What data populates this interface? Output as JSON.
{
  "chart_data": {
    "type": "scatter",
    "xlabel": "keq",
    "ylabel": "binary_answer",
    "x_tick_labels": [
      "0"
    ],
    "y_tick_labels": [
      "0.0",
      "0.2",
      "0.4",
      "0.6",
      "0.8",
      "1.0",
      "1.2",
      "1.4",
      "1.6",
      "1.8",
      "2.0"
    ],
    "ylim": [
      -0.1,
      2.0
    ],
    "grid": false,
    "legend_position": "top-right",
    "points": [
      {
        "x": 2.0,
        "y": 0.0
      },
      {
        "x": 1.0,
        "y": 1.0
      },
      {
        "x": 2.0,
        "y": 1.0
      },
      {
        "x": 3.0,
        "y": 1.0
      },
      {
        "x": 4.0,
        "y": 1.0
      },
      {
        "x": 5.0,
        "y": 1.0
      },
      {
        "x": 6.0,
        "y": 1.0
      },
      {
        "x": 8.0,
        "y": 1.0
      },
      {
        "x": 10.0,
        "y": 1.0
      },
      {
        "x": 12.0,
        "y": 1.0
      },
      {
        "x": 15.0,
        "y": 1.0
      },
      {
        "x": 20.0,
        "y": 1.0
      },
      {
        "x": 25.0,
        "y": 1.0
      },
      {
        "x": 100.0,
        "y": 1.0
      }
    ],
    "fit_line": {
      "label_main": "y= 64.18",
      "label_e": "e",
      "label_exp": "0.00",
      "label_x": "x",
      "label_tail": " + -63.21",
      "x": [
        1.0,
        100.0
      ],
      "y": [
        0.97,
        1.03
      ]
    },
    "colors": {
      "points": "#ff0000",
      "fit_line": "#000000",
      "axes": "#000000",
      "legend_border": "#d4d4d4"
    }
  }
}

Request: Give all the entries again exactly; leave none out.

Correct response:
What data populates this interface? Output as JSON.
{
  "chart_data": {
    "type": "scatter",
    "xlabel": "keq",
    "ylabel": "binary_answer",
    "x_tick_labels": [
      "0"
    ],
    "y_tick_labels": [
      "0.0",
      "0.2",
      "0.4",
      "0.6",
      "0.8",
      "1.0",
      "1.2",
      "1.4",
      "1.6",
      "1.8",
      "2.0"
    ],
    "ylim": [
      -0.1,
      2.0
    ],
    "grid": false,
    "legend_position": "top-right",
    "points": [
      {
        "x": 2.0,
        "y": 0.0
      },
      {
        "x": 1.0,
        "y": 1.0
      },
      {
        "x": 2.0,
        "y": 1.0
      },
      {
        "x": 3.0,
        "y": 1.0
      },
      {
        "x": 4.0,
        "y": 1.0
      },
      {
        "x": 5.0,
        "y": 1.0
      },
      {
        "x": 6.0,
        "y": 1.0
      },
      {
        "x": 8.0,
        "y": 1.0
      },
      {
        "x": 10.0,
        "y": 1.0
      },
      {
        "x": 12.0,
        "y": 1.0
      },
      {
        "x": 15.0,
        "y": 1.0
      },
      {
        "x": 20.0,
        "y": 1.0
      },
      {
        "x": 25.0,
        "y": 1.0
      },
      {
        "x": 100.0,
        "y": 1.0
      }
    ],
    "fit_line": {
      "label_main": "y= 64.18",
      "label_e": "e",
      "label_exp": "0.00",
      "label_x": "x",
      "label_tail": " + -63.21",
      "x": [
        1.0,
        100.0
      ],
      "y": [
        0.97,
        1.03
      ]
    },
    "colors": {
      "points": "#ff0000",
      "fit_line": "#000000",
      "axes": "#000000",
      "legend_border": "#d4d4d4"
    }
  }
}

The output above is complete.